* [Written exercise]: Give back the full listing, character for character, with no pictures.
[start]
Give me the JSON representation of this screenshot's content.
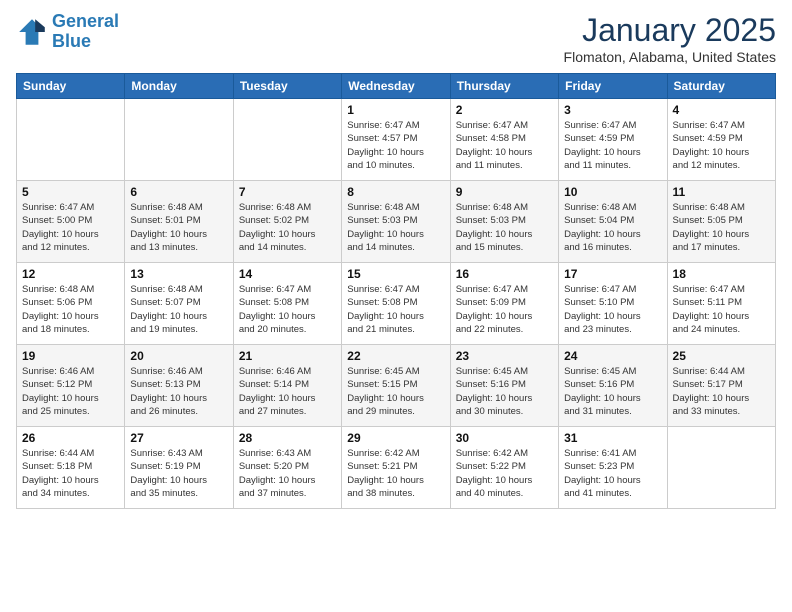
{
  "header": {
    "logo_line1": "General",
    "logo_line2": "Blue",
    "month": "January 2025",
    "location": "Flomaton, Alabama, United States"
  },
  "days_of_week": [
    "Sunday",
    "Monday",
    "Tuesday",
    "Wednesday",
    "Thursday",
    "Friday",
    "Saturday"
  ],
  "weeks": [
    [
      {
        "num": "",
        "info": ""
      },
      {
        "num": "",
        "info": ""
      },
      {
        "num": "",
        "info": ""
      },
      {
        "num": "1",
        "info": "Sunrise: 6:47 AM\nSunset: 4:57 PM\nDaylight: 10 hours\nand 10 minutes."
      },
      {
        "num": "2",
        "info": "Sunrise: 6:47 AM\nSunset: 4:58 PM\nDaylight: 10 hours\nand 11 minutes."
      },
      {
        "num": "3",
        "info": "Sunrise: 6:47 AM\nSunset: 4:59 PM\nDaylight: 10 hours\nand 11 minutes."
      },
      {
        "num": "4",
        "info": "Sunrise: 6:47 AM\nSunset: 4:59 PM\nDaylight: 10 hours\nand 12 minutes."
      }
    ],
    [
      {
        "num": "5",
        "info": "Sunrise: 6:47 AM\nSunset: 5:00 PM\nDaylight: 10 hours\nand 12 minutes."
      },
      {
        "num": "6",
        "info": "Sunrise: 6:48 AM\nSunset: 5:01 PM\nDaylight: 10 hours\nand 13 minutes."
      },
      {
        "num": "7",
        "info": "Sunrise: 6:48 AM\nSunset: 5:02 PM\nDaylight: 10 hours\nand 14 minutes."
      },
      {
        "num": "8",
        "info": "Sunrise: 6:48 AM\nSunset: 5:03 PM\nDaylight: 10 hours\nand 14 minutes."
      },
      {
        "num": "9",
        "info": "Sunrise: 6:48 AM\nSunset: 5:03 PM\nDaylight: 10 hours\nand 15 minutes."
      },
      {
        "num": "10",
        "info": "Sunrise: 6:48 AM\nSunset: 5:04 PM\nDaylight: 10 hours\nand 16 minutes."
      },
      {
        "num": "11",
        "info": "Sunrise: 6:48 AM\nSunset: 5:05 PM\nDaylight: 10 hours\nand 17 minutes."
      }
    ],
    [
      {
        "num": "12",
        "info": "Sunrise: 6:48 AM\nSunset: 5:06 PM\nDaylight: 10 hours\nand 18 minutes."
      },
      {
        "num": "13",
        "info": "Sunrise: 6:48 AM\nSunset: 5:07 PM\nDaylight: 10 hours\nand 19 minutes."
      },
      {
        "num": "14",
        "info": "Sunrise: 6:47 AM\nSunset: 5:08 PM\nDaylight: 10 hours\nand 20 minutes."
      },
      {
        "num": "15",
        "info": "Sunrise: 6:47 AM\nSunset: 5:08 PM\nDaylight: 10 hours\nand 21 minutes."
      },
      {
        "num": "16",
        "info": "Sunrise: 6:47 AM\nSunset: 5:09 PM\nDaylight: 10 hours\nand 22 minutes."
      },
      {
        "num": "17",
        "info": "Sunrise: 6:47 AM\nSunset: 5:10 PM\nDaylight: 10 hours\nand 23 minutes."
      },
      {
        "num": "18",
        "info": "Sunrise: 6:47 AM\nSunset: 5:11 PM\nDaylight: 10 hours\nand 24 minutes."
      }
    ],
    [
      {
        "num": "19",
        "info": "Sunrise: 6:46 AM\nSunset: 5:12 PM\nDaylight: 10 hours\nand 25 minutes."
      },
      {
        "num": "20",
        "info": "Sunrise: 6:46 AM\nSunset: 5:13 PM\nDaylight: 10 hours\nand 26 minutes."
      },
      {
        "num": "21",
        "info": "Sunrise: 6:46 AM\nSunset: 5:14 PM\nDaylight: 10 hours\nand 27 minutes."
      },
      {
        "num": "22",
        "info": "Sunrise: 6:45 AM\nSunset: 5:15 PM\nDaylight: 10 hours\nand 29 minutes."
      },
      {
        "num": "23",
        "info": "Sunrise: 6:45 AM\nSunset: 5:16 PM\nDaylight: 10 hours\nand 30 minutes."
      },
      {
        "num": "24",
        "info": "Sunrise: 6:45 AM\nSunset: 5:16 PM\nDaylight: 10 hours\nand 31 minutes."
      },
      {
        "num": "25",
        "info": "Sunrise: 6:44 AM\nSunset: 5:17 PM\nDaylight: 10 hours\nand 33 minutes."
      }
    ],
    [
      {
        "num": "26",
        "info": "Sunrise: 6:44 AM\nSunset: 5:18 PM\nDaylight: 10 hours\nand 34 minutes."
      },
      {
        "num": "27",
        "info": "Sunrise: 6:43 AM\nSunset: 5:19 PM\nDaylight: 10 hours\nand 35 minutes."
      },
      {
        "num": "28",
        "info": "Sunrise: 6:43 AM\nSunset: 5:20 PM\nDaylight: 10 hours\nand 37 minutes."
      },
      {
        "num": "29",
        "info": "Sunrise: 6:42 AM\nSunset: 5:21 PM\nDaylight: 10 hours\nand 38 minutes."
      },
      {
        "num": "30",
        "info": "Sunrise: 6:42 AM\nSunset: 5:22 PM\nDaylight: 10 hours\nand 40 minutes."
      },
      {
        "num": "31",
        "info": "Sunrise: 6:41 AM\nSunset: 5:23 PM\nDaylight: 10 hours\nand 41 minutes."
      },
      {
        "num": "",
        "info": ""
      }
    ]
  ]
}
[end]
* [Exercise result]:
Give me the JSON representation of this screenshot's content.
{
  "header": {
    "logo_line1": "General",
    "logo_line2": "Blue",
    "month": "January 2025",
    "location": "Flomaton, Alabama, United States"
  },
  "days_of_week": [
    "Sunday",
    "Monday",
    "Tuesday",
    "Wednesday",
    "Thursday",
    "Friday",
    "Saturday"
  ],
  "weeks": [
    [
      {
        "num": "",
        "info": ""
      },
      {
        "num": "",
        "info": ""
      },
      {
        "num": "",
        "info": ""
      },
      {
        "num": "1",
        "info": "Sunrise: 6:47 AM\nSunset: 4:57 PM\nDaylight: 10 hours\nand 10 minutes."
      },
      {
        "num": "2",
        "info": "Sunrise: 6:47 AM\nSunset: 4:58 PM\nDaylight: 10 hours\nand 11 minutes."
      },
      {
        "num": "3",
        "info": "Sunrise: 6:47 AM\nSunset: 4:59 PM\nDaylight: 10 hours\nand 11 minutes."
      },
      {
        "num": "4",
        "info": "Sunrise: 6:47 AM\nSunset: 4:59 PM\nDaylight: 10 hours\nand 12 minutes."
      }
    ],
    [
      {
        "num": "5",
        "info": "Sunrise: 6:47 AM\nSunset: 5:00 PM\nDaylight: 10 hours\nand 12 minutes."
      },
      {
        "num": "6",
        "info": "Sunrise: 6:48 AM\nSunset: 5:01 PM\nDaylight: 10 hours\nand 13 minutes."
      },
      {
        "num": "7",
        "info": "Sunrise: 6:48 AM\nSunset: 5:02 PM\nDaylight: 10 hours\nand 14 minutes."
      },
      {
        "num": "8",
        "info": "Sunrise: 6:48 AM\nSunset: 5:03 PM\nDaylight: 10 hours\nand 14 minutes."
      },
      {
        "num": "9",
        "info": "Sunrise: 6:48 AM\nSunset: 5:03 PM\nDaylight: 10 hours\nand 15 minutes."
      },
      {
        "num": "10",
        "info": "Sunrise: 6:48 AM\nSunset: 5:04 PM\nDaylight: 10 hours\nand 16 minutes."
      },
      {
        "num": "11",
        "info": "Sunrise: 6:48 AM\nSunset: 5:05 PM\nDaylight: 10 hours\nand 17 minutes."
      }
    ],
    [
      {
        "num": "12",
        "info": "Sunrise: 6:48 AM\nSunset: 5:06 PM\nDaylight: 10 hours\nand 18 minutes."
      },
      {
        "num": "13",
        "info": "Sunrise: 6:48 AM\nSunset: 5:07 PM\nDaylight: 10 hours\nand 19 minutes."
      },
      {
        "num": "14",
        "info": "Sunrise: 6:47 AM\nSunset: 5:08 PM\nDaylight: 10 hours\nand 20 minutes."
      },
      {
        "num": "15",
        "info": "Sunrise: 6:47 AM\nSunset: 5:08 PM\nDaylight: 10 hours\nand 21 minutes."
      },
      {
        "num": "16",
        "info": "Sunrise: 6:47 AM\nSunset: 5:09 PM\nDaylight: 10 hours\nand 22 minutes."
      },
      {
        "num": "17",
        "info": "Sunrise: 6:47 AM\nSunset: 5:10 PM\nDaylight: 10 hours\nand 23 minutes."
      },
      {
        "num": "18",
        "info": "Sunrise: 6:47 AM\nSunset: 5:11 PM\nDaylight: 10 hours\nand 24 minutes."
      }
    ],
    [
      {
        "num": "19",
        "info": "Sunrise: 6:46 AM\nSunset: 5:12 PM\nDaylight: 10 hours\nand 25 minutes."
      },
      {
        "num": "20",
        "info": "Sunrise: 6:46 AM\nSunset: 5:13 PM\nDaylight: 10 hours\nand 26 minutes."
      },
      {
        "num": "21",
        "info": "Sunrise: 6:46 AM\nSunset: 5:14 PM\nDaylight: 10 hours\nand 27 minutes."
      },
      {
        "num": "22",
        "info": "Sunrise: 6:45 AM\nSunset: 5:15 PM\nDaylight: 10 hours\nand 29 minutes."
      },
      {
        "num": "23",
        "info": "Sunrise: 6:45 AM\nSunset: 5:16 PM\nDaylight: 10 hours\nand 30 minutes."
      },
      {
        "num": "24",
        "info": "Sunrise: 6:45 AM\nSunset: 5:16 PM\nDaylight: 10 hours\nand 31 minutes."
      },
      {
        "num": "25",
        "info": "Sunrise: 6:44 AM\nSunset: 5:17 PM\nDaylight: 10 hours\nand 33 minutes."
      }
    ],
    [
      {
        "num": "26",
        "info": "Sunrise: 6:44 AM\nSunset: 5:18 PM\nDaylight: 10 hours\nand 34 minutes."
      },
      {
        "num": "27",
        "info": "Sunrise: 6:43 AM\nSunset: 5:19 PM\nDaylight: 10 hours\nand 35 minutes."
      },
      {
        "num": "28",
        "info": "Sunrise: 6:43 AM\nSunset: 5:20 PM\nDaylight: 10 hours\nand 37 minutes."
      },
      {
        "num": "29",
        "info": "Sunrise: 6:42 AM\nSunset: 5:21 PM\nDaylight: 10 hours\nand 38 minutes."
      },
      {
        "num": "30",
        "info": "Sunrise: 6:42 AM\nSunset: 5:22 PM\nDaylight: 10 hours\nand 40 minutes."
      },
      {
        "num": "31",
        "info": "Sunrise: 6:41 AM\nSunset: 5:23 PM\nDaylight: 10 hours\nand 41 minutes."
      },
      {
        "num": "",
        "info": ""
      }
    ]
  ]
}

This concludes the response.